# Set problem
Count every line in the entries that contains "Ocean". Report that count alone.

↓↓↓

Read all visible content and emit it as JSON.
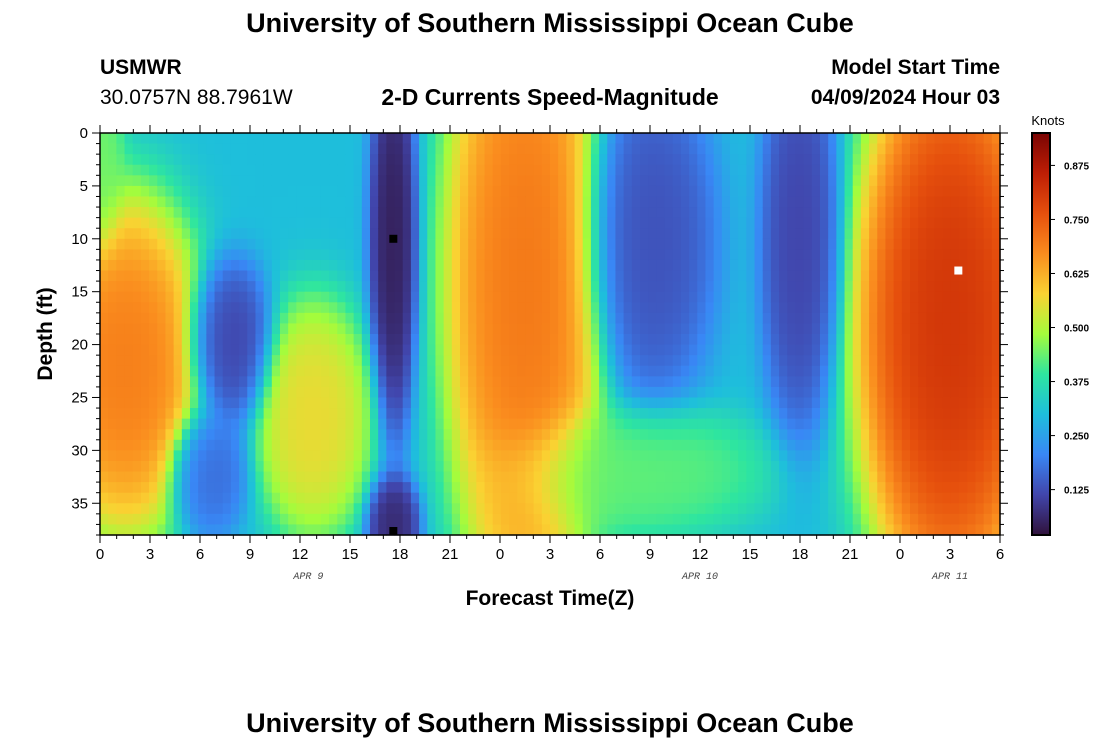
{
  "header": {
    "title": "University of Southern Mississippi Ocean Cube",
    "station_id": "USMWR",
    "station_coords": "30.0757N  88.7961W",
    "subtitle": "2-D Currents Speed-Magnitude",
    "model_start_label": "Model Start Time",
    "model_start_value": "04/09/2024 Hour 03"
  },
  "footer": {
    "title": "University of Southern Mississippi Ocean Cube"
  },
  "chart_data": {
    "type": "heatmap",
    "title": "2-D Currents Speed-Magnitude",
    "xlabel": "Forecast Time(Z)",
    "ylabel": "Depth (ft)",
    "x_unit": "forecast hour from 04/09/2024 00Z",
    "xlim": [
      0,
      54
    ],
    "ylim": [
      0,
      38
    ],
    "y_inverted": true,
    "x_ticks": [
      {
        "hour": 0,
        "label": "0"
      },
      {
        "hour": 3,
        "label": "3"
      },
      {
        "hour": 6,
        "label": "6"
      },
      {
        "hour": 9,
        "label": "9"
      },
      {
        "hour": 12,
        "label": "12"
      },
      {
        "hour": 15,
        "label": "15"
      },
      {
        "hour": 18,
        "label": "18"
      },
      {
        "hour": 21,
        "label": "21"
      },
      {
        "hour": 24,
        "label": "0"
      },
      {
        "hour": 27,
        "label": "3"
      },
      {
        "hour": 30,
        "label": "6"
      },
      {
        "hour": 33,
        "label": "9"
      },
      {
        "hour": 36,
        "label": "12"
      },
      {
        "hour": 39,
        "label": "15"
      },
      {
        "hour": 42,
        "label": "18"
      },
      {
        "hour": 45,
        "label": "21"
      },
      {
        "hour": 48,
        "label": "0"
      },
      {
        "hour": 51,
        "label": "3"
      },
      {
        "hour": 54,
        "label": "6"
      }
    ],
    "date_labels": [
      {
        "hour": 12.5,
        "label": "APR 9"
      },
      {
        "hour": 36,
        "label": "APR 10"
      },
      {
        "hour": 51,
        "label": "APR 11"
      }
    ],
    "y_ticks": [
      0,
      5,
      10,
      15,
      20,
      25,
      30,
      35
    ],
    "colorbar": {
      "label": "Knots",
      "min": 0.02,
      "max": 0.95,
      "ticks": [
        "0.125",
        "0.250",
        "0.375",
        "0.500",
        "0.625",
        "0.750",
        "0.875"
      ],
      "colormap": "turbo"
    },
    "field_features": [
      {
        "time": 1.5,
        "depth": 22,
        "speed": 0.72,
        "sx": 3.0,
        "sy": 10
      },
      {
        "time": 0,
        "depth": 2,
        "speed": 0.45,
        "sx": 0.9,
        "sy": 6
      },
      {
        "time": 7.8,
        "depth": 20,
        "speed": 0.1,
        "sx": 1.6,
        "sy": 5
      },
      {
        "time": 6.5,
        "depth": 32,
        "speed": 0.16,
        "sx": 1.5,
        "sy": 4
      },
      {
        "time": 12.8,
        "depth": 27,
        "speed": 0.58,
        "sx": 2.2,
        "sy": 7
      },
      {
        "time": 17.6,
        "depth": 10,
        "speed": 0.03,
        "sx": 0.9,
        "sy": 12
      },
      {
        "time": 17.6,
        "depth": 37,
        "speed": 0.05,
        "sx": 1.0,
        "sy": 3
      },
      {
        "time": 25.5,
        "depth": 14,
        "speed": 0.73,
        "sx": 3.0,
        "sy": 20
      },
      {
        "time": 32.0,
        "depth": 32,
        "speed": 0.44,
        "sx": 5.0,
        "sy": 4
      },
      {
        "time": 33.0,
        "depth": 10,
        "speed": 0.12,
        "sx": 2.5,
        "sy": 10
      },
      {
        "time": 42.0,
        "depth": 10,
        "speed": 0.1,
        "sx": 1.5,
        "sy": 12
      },
      {
        "time": 51.0,
        "depth": 18,
        "speed": 0.85,
        "sx": 3.5,
        "sy": 17
      }
    ],
    "markers": [
      {
        "time": 17.6,
        "depth": 10,
        "color": "#000000"
      },
      {
        "time": 17.6,
        "depth": 38,
        "color": "#000000"
      },
      {
        "time": 51.5,
        "depth": 13,
        "color": "#ffffff"
      }
    ]
  }
}
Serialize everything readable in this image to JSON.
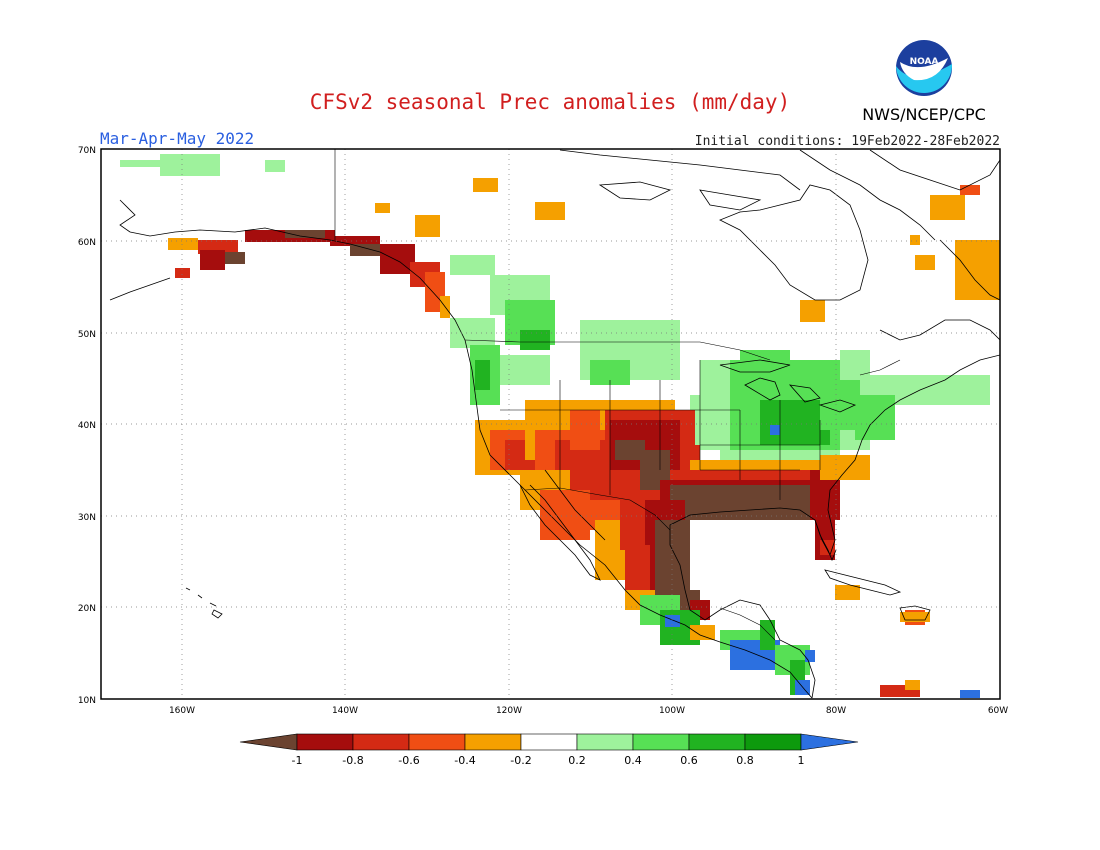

↑↑↑

# The response
2